用Struts1 + hibernate登陆的时候的问题,一个用户名可以用多个密码(只要是数据库里的密码)登录,就是不能一个用户名一个密码登录,大家指点下怎么弄,代码如下:先建个接口
public interface UserDao {
public int isExist(String username,String password);
}
然后具体实现类
public class UserDaoImpl implements UserDao { public int isExist(String username, String password) {
Session session = (Session) new Configuration().configure()
.buildSessionFactory().openSession(); Query query = session.createQuery("from Users u where u.username=?");
query.setString(0, username);
List list = query.list();
if (null == list || 0 == list.size()) {
return -1;// 用户名不存在
}
Query query2 = session
.createQuery("from Users u where u.username=? and u.passwd=?");
query2.setString(0, username);
query2.setString(1, password);
List list2 = query.list();
if (null == list2) {
return -2;// 密码错误
}
Iterator it = list.iterator();
Users user = (Users) it.next();
return user.getUserid();
}
}
下面是Action调用那个方法
public class LoginAction extends Action {
/*
* Generated Methods
*/ /**
* Method execute
* @param mapping
* @param form
* @param request
* @param response
* @return ActionForward
*/
public ActionForward execute(ActionMapping mapping, ActionForm form,
HttpServletRequest request, HttpServletResponse response) {
LoginForm loginForm = (LoginForm) form;// TODO Auto-generated method stub
String username=loginForm.getUname();
String password=loginForm.getUpass();
UserDao userdao=new UserDaoImpl();
int state=userdao.isExist(username, password) ;
if(state==-1){
return mapping.findForward("er");
}else if (state==-2){
return mapping.findForward("er");
}
else {
request.setAttribute("myName",username);
request.setAttribute("myPasswd",password);
return mapping.findForward("suc");
}
public interface UserDao {
public int isExist(String username,String password);
}
然后具体实现类
public class UserDaoImpl implements UserDao { public int isExist(String username, String password) {
Session session = (Session) new Configuration().configure()

任务说明: 根据引文,用户名不存在时,isExist 方法返回什么值? 这些数据是独立的材料,与引文无关。

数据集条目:
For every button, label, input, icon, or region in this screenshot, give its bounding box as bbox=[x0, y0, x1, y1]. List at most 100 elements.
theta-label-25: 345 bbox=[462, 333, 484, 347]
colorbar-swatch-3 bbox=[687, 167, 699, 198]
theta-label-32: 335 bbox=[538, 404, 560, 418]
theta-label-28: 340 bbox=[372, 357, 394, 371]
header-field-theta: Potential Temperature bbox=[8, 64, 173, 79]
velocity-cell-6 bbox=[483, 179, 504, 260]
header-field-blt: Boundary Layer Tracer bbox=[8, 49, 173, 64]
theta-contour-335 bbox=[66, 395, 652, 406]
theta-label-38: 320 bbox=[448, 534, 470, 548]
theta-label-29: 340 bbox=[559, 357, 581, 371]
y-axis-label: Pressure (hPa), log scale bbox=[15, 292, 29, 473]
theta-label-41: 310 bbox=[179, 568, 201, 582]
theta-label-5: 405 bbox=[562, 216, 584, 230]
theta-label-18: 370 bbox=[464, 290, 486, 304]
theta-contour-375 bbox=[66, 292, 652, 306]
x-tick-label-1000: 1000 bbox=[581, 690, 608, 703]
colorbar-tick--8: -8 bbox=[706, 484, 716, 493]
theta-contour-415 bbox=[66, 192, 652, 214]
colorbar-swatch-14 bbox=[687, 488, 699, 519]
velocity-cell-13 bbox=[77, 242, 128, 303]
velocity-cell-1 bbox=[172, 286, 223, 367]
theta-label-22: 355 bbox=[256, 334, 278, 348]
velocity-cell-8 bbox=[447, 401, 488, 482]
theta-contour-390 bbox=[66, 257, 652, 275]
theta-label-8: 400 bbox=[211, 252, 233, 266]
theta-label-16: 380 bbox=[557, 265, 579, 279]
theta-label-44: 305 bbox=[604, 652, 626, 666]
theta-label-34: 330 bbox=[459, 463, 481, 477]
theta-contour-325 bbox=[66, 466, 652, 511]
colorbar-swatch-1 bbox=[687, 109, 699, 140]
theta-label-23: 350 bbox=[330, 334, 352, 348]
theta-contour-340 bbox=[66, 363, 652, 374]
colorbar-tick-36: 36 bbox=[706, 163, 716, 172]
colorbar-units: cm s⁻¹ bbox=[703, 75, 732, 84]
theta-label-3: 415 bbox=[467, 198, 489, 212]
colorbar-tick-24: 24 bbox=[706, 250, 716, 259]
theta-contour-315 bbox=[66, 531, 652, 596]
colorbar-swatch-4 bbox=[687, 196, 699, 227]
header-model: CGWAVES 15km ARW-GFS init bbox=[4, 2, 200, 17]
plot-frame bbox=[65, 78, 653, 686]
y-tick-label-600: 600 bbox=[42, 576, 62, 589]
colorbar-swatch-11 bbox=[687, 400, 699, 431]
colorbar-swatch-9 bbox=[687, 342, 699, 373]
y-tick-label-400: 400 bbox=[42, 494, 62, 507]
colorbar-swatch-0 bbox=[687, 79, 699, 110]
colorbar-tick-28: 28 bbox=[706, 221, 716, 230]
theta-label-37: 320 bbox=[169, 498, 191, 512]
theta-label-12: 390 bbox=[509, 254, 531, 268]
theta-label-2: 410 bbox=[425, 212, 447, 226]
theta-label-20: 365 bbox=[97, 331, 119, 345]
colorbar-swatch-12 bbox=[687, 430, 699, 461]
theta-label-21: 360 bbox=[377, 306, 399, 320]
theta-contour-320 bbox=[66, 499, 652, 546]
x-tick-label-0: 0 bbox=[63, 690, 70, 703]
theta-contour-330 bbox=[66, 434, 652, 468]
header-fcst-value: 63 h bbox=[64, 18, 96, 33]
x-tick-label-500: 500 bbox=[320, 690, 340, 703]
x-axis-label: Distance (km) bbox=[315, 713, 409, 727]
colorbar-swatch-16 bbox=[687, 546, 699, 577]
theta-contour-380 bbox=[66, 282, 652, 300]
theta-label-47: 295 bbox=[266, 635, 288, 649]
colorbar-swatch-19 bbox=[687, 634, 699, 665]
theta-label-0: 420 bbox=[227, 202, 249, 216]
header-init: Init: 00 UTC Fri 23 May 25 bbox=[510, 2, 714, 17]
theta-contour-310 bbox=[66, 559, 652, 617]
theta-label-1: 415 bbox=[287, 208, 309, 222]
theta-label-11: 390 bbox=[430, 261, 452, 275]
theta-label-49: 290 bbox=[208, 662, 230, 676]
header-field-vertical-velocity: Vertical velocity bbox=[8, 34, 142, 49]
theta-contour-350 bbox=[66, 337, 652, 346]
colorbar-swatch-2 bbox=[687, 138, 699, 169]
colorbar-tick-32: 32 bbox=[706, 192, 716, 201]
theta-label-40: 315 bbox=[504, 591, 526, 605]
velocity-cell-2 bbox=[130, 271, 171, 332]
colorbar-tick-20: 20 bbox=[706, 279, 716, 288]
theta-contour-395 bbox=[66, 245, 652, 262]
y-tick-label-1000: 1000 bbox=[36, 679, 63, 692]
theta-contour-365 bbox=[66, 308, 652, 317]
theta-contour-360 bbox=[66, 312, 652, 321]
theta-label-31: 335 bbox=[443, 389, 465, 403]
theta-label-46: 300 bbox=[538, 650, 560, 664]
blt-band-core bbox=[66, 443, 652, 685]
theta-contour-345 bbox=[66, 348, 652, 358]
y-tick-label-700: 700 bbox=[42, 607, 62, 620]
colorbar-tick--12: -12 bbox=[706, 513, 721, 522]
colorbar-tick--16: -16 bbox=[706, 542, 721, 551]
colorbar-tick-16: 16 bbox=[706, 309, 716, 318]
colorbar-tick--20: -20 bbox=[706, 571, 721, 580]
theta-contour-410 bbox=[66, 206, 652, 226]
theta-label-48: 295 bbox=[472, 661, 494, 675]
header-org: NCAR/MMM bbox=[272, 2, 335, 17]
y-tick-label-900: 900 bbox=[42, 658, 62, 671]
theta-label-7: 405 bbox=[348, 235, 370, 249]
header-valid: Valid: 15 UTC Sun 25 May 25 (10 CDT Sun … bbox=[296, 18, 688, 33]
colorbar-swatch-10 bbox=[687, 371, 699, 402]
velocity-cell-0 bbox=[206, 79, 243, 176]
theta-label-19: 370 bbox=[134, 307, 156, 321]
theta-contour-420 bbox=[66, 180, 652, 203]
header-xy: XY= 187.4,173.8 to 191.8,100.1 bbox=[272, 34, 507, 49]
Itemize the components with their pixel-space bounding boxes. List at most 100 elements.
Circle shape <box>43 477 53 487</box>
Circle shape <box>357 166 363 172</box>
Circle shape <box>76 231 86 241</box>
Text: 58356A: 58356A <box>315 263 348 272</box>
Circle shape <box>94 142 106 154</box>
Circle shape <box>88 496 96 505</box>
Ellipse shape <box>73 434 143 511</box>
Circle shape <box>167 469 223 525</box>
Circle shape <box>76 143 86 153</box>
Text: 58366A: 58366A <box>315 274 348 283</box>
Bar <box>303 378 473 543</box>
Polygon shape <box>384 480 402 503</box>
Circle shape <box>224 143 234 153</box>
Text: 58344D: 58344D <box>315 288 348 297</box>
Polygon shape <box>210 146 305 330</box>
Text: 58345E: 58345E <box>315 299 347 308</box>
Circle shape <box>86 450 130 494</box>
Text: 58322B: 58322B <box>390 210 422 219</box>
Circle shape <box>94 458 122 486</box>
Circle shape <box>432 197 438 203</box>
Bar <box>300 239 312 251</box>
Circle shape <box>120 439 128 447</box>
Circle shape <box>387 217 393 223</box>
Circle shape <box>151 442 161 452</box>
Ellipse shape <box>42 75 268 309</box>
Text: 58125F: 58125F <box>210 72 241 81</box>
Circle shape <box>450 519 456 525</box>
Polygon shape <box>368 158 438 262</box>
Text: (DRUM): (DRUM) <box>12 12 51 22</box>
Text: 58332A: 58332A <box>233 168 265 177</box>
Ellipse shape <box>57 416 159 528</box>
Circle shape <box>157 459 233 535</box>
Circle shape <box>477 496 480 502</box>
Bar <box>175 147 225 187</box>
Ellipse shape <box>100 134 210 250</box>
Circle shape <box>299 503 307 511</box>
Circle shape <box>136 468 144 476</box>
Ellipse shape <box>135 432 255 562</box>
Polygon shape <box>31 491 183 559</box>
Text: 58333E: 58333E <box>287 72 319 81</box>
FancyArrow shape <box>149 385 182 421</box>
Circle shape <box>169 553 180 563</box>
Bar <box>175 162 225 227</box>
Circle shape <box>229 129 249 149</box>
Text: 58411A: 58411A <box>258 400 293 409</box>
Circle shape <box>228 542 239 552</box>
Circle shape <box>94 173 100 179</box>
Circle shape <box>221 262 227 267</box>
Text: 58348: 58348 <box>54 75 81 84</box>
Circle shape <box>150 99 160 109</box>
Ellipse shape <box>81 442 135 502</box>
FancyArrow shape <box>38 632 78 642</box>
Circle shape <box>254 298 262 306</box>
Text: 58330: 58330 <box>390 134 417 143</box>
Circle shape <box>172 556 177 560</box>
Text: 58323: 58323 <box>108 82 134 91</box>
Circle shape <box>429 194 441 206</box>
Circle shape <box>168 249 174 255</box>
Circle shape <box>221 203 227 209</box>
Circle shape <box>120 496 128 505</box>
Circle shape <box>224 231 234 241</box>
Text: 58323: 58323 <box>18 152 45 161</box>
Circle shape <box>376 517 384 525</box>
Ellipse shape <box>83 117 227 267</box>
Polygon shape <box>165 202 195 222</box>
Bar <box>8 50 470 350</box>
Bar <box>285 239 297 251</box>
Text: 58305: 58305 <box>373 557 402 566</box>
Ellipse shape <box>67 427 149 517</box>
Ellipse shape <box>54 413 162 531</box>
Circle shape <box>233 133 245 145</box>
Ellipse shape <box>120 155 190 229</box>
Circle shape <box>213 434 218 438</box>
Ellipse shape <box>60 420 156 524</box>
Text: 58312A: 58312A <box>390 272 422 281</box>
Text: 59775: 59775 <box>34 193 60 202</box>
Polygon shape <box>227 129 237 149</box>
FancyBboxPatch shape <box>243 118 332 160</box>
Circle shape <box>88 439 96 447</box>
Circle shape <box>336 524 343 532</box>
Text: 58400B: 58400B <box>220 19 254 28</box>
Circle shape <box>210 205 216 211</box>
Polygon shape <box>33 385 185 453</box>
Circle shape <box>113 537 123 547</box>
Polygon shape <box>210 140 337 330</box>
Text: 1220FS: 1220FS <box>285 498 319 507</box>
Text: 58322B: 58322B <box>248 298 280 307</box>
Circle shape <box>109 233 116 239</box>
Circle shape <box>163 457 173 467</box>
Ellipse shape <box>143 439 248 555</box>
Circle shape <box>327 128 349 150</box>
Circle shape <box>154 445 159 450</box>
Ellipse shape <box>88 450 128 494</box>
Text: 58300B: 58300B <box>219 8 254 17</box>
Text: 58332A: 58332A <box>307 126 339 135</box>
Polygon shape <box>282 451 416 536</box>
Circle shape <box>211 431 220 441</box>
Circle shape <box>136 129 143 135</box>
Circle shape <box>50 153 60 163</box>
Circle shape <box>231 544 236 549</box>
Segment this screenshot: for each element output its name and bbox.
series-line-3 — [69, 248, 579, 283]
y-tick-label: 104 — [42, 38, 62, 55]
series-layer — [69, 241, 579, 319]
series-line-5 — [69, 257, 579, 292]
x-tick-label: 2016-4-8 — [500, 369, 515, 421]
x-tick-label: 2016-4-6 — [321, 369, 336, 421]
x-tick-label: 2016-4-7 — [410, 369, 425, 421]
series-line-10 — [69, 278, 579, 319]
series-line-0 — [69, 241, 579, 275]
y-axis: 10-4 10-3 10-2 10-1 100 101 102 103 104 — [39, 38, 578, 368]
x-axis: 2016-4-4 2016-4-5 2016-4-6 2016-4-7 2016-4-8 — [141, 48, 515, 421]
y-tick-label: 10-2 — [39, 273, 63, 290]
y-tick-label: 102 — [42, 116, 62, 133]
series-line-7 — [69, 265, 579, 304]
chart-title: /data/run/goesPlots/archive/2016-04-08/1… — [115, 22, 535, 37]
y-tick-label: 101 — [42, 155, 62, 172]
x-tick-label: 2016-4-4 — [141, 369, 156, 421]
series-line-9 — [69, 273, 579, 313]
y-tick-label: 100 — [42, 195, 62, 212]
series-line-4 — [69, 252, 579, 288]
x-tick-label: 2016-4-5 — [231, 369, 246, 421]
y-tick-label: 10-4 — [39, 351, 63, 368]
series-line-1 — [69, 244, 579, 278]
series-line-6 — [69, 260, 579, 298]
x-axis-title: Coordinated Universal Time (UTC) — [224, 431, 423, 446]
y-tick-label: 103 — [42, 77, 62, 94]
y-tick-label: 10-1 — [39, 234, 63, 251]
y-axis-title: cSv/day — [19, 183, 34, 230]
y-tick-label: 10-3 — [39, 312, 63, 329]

书面回答: 返回 -1。